#### The problem:
Find all lines in the listing that include the word "JSON", then copy them.

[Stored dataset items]
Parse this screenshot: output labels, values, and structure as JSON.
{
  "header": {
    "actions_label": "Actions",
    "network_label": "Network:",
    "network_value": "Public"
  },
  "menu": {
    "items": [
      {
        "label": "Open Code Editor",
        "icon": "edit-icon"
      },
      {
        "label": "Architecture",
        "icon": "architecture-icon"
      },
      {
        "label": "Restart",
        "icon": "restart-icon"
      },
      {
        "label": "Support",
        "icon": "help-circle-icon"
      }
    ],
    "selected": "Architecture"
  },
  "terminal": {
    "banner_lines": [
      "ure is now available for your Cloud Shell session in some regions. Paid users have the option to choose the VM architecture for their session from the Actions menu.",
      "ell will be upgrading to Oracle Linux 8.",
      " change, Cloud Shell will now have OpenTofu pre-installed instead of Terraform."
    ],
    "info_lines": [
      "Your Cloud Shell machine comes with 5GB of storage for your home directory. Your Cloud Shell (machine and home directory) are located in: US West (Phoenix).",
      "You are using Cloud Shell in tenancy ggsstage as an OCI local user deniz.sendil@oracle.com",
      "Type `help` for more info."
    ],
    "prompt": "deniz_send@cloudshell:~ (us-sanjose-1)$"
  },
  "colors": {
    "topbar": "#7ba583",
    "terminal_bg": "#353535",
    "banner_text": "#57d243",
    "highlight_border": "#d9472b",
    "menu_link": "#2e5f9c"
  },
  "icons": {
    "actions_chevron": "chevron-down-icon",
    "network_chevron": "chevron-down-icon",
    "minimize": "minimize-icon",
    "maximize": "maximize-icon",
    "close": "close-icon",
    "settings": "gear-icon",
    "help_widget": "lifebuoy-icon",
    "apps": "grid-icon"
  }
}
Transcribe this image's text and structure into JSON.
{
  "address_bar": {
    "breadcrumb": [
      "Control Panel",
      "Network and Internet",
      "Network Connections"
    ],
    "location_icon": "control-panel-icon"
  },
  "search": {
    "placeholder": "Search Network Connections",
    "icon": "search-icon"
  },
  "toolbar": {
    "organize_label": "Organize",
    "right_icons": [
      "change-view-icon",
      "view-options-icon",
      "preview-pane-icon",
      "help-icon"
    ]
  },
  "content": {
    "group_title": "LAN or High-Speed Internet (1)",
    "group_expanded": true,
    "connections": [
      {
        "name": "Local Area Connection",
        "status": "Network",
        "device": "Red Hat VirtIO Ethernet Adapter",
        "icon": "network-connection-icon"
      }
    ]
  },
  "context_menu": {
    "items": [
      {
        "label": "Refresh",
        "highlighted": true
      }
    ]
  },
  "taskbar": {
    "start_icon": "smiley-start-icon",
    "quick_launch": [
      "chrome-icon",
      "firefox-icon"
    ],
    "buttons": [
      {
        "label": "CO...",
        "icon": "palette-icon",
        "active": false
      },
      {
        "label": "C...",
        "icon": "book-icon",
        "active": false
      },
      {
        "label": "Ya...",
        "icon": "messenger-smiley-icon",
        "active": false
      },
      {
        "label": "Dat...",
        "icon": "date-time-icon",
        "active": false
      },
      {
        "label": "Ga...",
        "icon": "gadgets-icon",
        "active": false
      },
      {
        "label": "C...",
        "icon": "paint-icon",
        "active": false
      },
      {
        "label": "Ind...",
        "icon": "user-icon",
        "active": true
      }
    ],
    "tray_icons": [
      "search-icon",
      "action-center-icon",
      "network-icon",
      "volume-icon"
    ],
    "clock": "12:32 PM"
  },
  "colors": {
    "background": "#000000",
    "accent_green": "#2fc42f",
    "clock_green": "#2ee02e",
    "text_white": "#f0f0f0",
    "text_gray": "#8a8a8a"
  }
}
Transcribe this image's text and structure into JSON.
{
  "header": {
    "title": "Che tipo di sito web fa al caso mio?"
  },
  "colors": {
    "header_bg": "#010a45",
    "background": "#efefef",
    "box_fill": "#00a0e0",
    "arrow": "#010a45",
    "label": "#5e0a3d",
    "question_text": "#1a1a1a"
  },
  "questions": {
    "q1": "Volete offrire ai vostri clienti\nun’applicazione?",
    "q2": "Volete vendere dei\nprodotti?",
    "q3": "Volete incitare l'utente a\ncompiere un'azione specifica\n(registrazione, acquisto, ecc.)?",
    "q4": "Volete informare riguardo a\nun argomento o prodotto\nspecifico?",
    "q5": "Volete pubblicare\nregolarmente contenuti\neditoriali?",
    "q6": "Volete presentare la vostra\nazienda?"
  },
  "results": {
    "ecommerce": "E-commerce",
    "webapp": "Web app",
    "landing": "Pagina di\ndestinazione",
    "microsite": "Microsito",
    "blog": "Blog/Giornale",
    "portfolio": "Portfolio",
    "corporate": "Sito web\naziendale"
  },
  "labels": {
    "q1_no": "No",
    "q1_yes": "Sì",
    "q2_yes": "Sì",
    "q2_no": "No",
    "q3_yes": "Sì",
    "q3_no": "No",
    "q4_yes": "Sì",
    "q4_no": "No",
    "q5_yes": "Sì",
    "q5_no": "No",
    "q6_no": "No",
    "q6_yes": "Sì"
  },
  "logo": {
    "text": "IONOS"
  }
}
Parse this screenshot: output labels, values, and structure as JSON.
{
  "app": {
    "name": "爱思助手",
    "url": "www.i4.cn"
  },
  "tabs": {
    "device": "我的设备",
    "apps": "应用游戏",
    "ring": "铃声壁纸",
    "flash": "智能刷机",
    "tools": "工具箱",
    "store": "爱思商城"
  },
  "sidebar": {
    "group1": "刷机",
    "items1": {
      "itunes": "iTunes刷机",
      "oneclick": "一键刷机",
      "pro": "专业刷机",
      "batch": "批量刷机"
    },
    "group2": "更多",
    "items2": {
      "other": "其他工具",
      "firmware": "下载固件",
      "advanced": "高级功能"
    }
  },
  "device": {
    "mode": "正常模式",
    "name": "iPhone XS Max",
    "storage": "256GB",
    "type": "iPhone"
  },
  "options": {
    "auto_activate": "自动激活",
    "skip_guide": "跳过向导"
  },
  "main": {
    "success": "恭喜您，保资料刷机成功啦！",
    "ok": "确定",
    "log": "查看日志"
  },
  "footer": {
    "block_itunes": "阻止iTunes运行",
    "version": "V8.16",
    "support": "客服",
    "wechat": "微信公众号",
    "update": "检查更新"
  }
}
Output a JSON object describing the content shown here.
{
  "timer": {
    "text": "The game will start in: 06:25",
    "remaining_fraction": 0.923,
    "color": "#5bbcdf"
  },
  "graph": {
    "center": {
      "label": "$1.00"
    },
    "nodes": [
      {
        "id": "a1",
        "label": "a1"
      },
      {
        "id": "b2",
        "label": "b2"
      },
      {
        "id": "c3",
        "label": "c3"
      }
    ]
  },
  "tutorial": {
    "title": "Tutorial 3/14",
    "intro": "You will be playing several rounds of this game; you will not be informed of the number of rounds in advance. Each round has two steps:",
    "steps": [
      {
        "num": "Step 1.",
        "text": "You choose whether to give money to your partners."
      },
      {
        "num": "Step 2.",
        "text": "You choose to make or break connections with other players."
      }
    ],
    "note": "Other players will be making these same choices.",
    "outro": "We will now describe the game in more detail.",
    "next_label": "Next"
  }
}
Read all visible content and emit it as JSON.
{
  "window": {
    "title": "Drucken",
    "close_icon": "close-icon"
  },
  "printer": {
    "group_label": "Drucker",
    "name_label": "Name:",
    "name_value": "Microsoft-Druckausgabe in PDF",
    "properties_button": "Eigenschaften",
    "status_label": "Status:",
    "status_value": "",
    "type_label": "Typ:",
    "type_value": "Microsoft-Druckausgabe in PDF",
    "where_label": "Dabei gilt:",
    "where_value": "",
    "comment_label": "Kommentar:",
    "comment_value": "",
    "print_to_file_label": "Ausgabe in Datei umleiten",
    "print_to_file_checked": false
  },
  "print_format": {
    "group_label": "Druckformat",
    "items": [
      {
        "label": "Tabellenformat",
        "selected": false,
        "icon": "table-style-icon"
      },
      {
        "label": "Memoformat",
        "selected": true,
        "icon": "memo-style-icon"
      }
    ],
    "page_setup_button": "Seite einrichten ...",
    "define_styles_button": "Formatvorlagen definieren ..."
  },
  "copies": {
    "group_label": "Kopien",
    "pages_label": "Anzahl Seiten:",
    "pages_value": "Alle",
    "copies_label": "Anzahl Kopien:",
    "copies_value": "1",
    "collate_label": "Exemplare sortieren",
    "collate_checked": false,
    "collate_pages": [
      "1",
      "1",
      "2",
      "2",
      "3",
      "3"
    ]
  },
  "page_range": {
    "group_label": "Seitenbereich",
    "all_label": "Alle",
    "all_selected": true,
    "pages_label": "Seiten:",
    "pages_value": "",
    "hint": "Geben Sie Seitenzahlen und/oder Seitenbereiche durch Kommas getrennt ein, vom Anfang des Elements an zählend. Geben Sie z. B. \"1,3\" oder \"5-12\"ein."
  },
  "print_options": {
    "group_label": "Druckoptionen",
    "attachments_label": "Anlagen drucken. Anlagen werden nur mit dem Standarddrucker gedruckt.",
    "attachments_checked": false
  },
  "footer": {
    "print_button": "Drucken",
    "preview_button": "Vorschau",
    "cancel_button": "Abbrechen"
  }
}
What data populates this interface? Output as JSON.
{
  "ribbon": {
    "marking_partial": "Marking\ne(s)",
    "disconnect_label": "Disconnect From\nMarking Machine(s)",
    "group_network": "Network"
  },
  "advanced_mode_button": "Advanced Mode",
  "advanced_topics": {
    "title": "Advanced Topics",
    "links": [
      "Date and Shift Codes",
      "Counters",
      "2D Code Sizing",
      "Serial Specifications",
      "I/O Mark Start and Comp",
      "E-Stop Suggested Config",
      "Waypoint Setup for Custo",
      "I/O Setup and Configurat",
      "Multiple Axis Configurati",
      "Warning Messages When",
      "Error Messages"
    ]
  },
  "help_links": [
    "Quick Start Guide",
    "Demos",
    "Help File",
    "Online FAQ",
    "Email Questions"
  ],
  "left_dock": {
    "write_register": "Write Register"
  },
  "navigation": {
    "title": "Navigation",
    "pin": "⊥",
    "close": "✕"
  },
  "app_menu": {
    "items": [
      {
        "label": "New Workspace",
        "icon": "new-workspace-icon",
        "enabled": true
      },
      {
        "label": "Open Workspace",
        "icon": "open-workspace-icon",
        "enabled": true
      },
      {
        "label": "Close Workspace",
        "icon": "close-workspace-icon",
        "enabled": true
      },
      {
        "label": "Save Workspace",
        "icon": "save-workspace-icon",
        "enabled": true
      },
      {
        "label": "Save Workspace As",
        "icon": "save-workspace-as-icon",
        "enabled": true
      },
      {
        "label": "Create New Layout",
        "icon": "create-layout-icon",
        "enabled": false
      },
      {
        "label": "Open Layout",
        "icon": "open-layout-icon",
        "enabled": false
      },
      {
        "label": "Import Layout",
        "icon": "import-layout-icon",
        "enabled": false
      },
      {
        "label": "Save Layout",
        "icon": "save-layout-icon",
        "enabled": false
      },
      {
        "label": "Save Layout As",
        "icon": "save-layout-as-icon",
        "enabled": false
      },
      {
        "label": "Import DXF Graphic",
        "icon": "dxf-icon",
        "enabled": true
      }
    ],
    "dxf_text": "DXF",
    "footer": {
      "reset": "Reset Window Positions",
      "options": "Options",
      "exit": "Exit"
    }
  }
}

#### Result of this exercise:
Parse this screenshot: output labels, values, and structure as JSON.
Transcribe this image's text and structure into JSON.
Transcribe this image's text and structure into JSON.
Parse this screenshot: output labels, values, and structure as JSON.
Output a JSON object describing the content shown here.
Read all visible content and emit it as JSON.
What data populates this interface? Output as JSON.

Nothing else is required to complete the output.